#### DIRECTIVE:
Write out the full listing exactly as given, minus the images.

#### PROVIDED ENTRIES:
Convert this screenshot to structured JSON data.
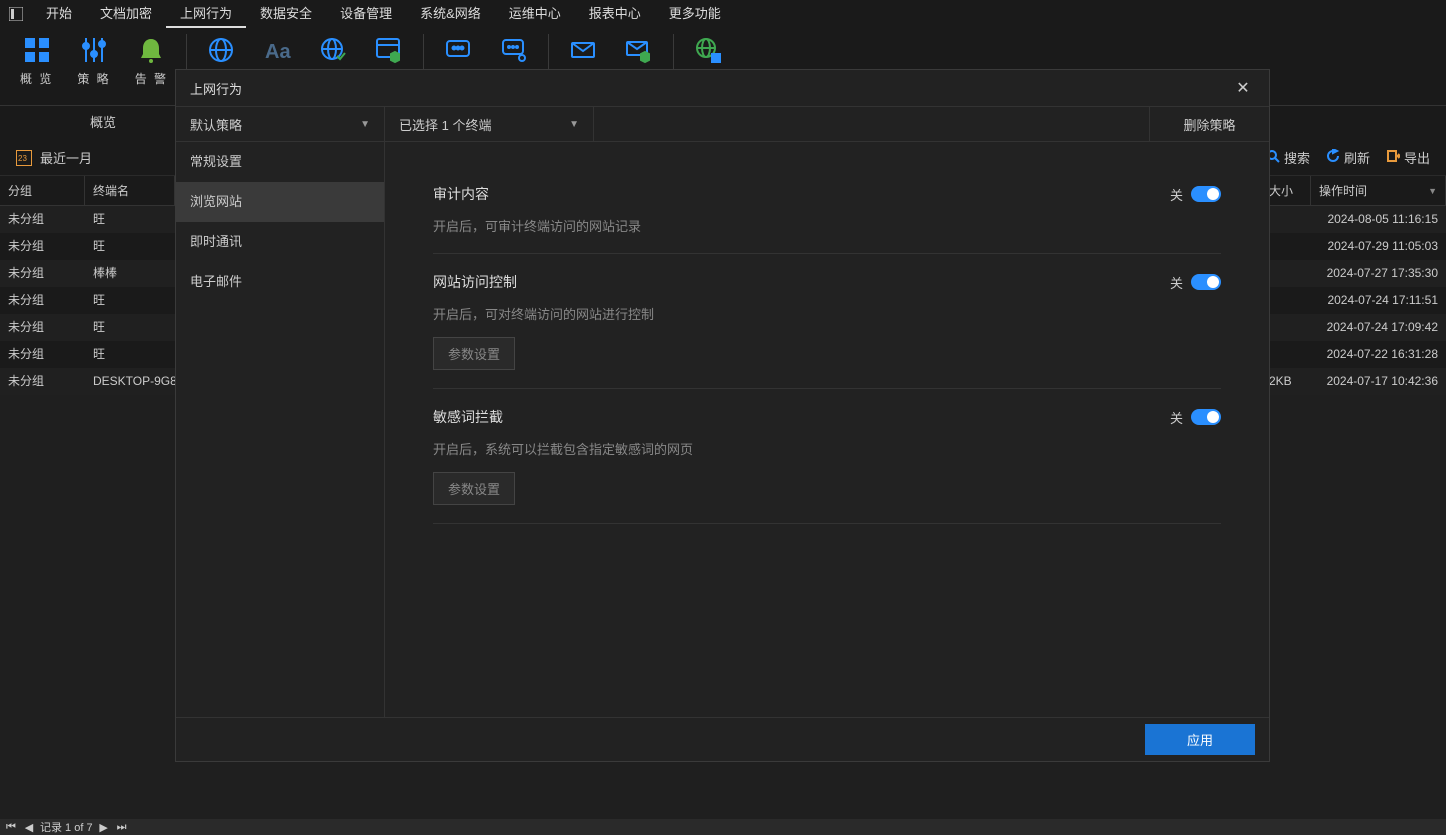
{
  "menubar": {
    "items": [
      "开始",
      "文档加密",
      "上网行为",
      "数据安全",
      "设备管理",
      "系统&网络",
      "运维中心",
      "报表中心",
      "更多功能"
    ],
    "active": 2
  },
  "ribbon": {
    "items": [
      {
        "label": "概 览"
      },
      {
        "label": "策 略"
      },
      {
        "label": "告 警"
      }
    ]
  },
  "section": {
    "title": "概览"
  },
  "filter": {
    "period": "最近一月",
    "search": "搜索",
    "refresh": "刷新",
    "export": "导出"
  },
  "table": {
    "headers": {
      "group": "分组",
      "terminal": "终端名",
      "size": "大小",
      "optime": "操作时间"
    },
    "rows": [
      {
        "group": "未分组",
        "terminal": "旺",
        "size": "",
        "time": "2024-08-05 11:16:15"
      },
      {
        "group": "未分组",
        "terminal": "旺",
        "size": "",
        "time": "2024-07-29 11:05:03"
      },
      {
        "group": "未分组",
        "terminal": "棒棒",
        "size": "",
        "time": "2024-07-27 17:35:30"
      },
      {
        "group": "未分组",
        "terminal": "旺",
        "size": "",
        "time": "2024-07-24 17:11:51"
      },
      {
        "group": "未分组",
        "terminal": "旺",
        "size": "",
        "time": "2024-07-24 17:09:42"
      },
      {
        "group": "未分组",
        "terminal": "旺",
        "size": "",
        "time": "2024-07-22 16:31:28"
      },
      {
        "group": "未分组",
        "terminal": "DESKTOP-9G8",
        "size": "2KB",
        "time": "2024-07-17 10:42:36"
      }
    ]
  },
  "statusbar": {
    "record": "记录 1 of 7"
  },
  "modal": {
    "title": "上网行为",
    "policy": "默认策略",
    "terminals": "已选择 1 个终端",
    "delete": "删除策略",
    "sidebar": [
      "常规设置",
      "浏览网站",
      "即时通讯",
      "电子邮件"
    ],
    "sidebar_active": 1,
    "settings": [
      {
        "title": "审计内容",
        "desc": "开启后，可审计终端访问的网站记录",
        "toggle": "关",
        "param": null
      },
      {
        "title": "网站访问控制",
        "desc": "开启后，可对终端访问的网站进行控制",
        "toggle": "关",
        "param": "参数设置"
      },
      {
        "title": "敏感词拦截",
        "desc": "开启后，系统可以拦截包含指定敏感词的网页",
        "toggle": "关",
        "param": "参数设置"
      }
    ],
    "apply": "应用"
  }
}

#### WORKED SOLUTION:
Convert this screenshot to structured JSON data.
{
  "menubar": {
    "items": [
      "开始",
      "文档加密",
      "上网行为",
      "数据安全",
      "设备管理",
      "系统&网络",
      "运维中心",
      "报表中心",
      "更多功能"
    ],
    "active": 2
  },
  "ribbon": {
    "items": [
      {
        "label": "概 览"
      },
      {
        "label": "策 略"
      },
      {
        "label": "告 警"
      }
    ]
  },
  "section": {
    "title": "概览"
  },
  "filter": {
    "period": "最近一月",
    "search": "搜索",
    "refresh": "刷新",
    "export": "导出"
  },
  "table": {
    "headers": {
      "group": "分组",
      "terminal": "终端名",
      "size": "大小",
      "optime": "操作时间"
    },
    "rows": [
      {
        "group": "未分组",
        "terminal": "旺",
        "size": "",
        "time": "2024-08-05 11:16:15"
      },
      {
        "group": "未分组",
        "terminal": "旺",
        "size": "",
        "time": "2024-07-29 11:05:03"
      },
      {
        "group": "未分组",
        "terminal": "棒棒",
        "size": "",
        "time": "2024-07-27 17:35:30"
      },
      {
        "group": "未分组",
        "terminal": "旺",
        "size": "",
        "time": "2024-07-24 17:11:51"
      },
      {
        "group": "未分组",
        "terminal": "旺",
        "size": "",
        "time": "2024-07-24 17:09:42"
      },
      {
        "group": "未分组",
        "terminal": "旺",
        "size": "",
        "time": "2024-07-22 16:31:28"
      },
      {
        "group": "未分组",
        "terminal": "DESKTOP-9G8",
        "size": "2KB",
        "time": "2024-07-17 10:42:36"
      }
    ]
  },
  "statusbar": {
    "record": "记录 1 of 7"
  },
  "modal": {
    "title": "上网行为",
    "policy": "默认策略",
    "terminals": "已选择 1 个终端",
    "delete": "删除策略",
    "sidebar": [
      "常规设置",
      "浏览网站",
      "即时通讯",
      "电子邮件"
    ],
    "sidebar_active": 1,
    "settings": [
      {
        "title": "审计内容",
        "desc": "开启后，可审计终端访问的网站记录",
        "toggle": "关",
        "param": null
      },
      {
        "title": "网站访问控制",
        "desc": "开启后，可对终端访问的网站进行控制",
        "toggle": "关",
        "param": "参数设置"
      },
      {
        "title": "敏感词拦截",
        "desc": "开启后，系统可以拦截包含指定敏感词的网页",
        "toggle": "关",
        "param": "参数设置"
      }
    ],
    "apply": "应用"
  }
}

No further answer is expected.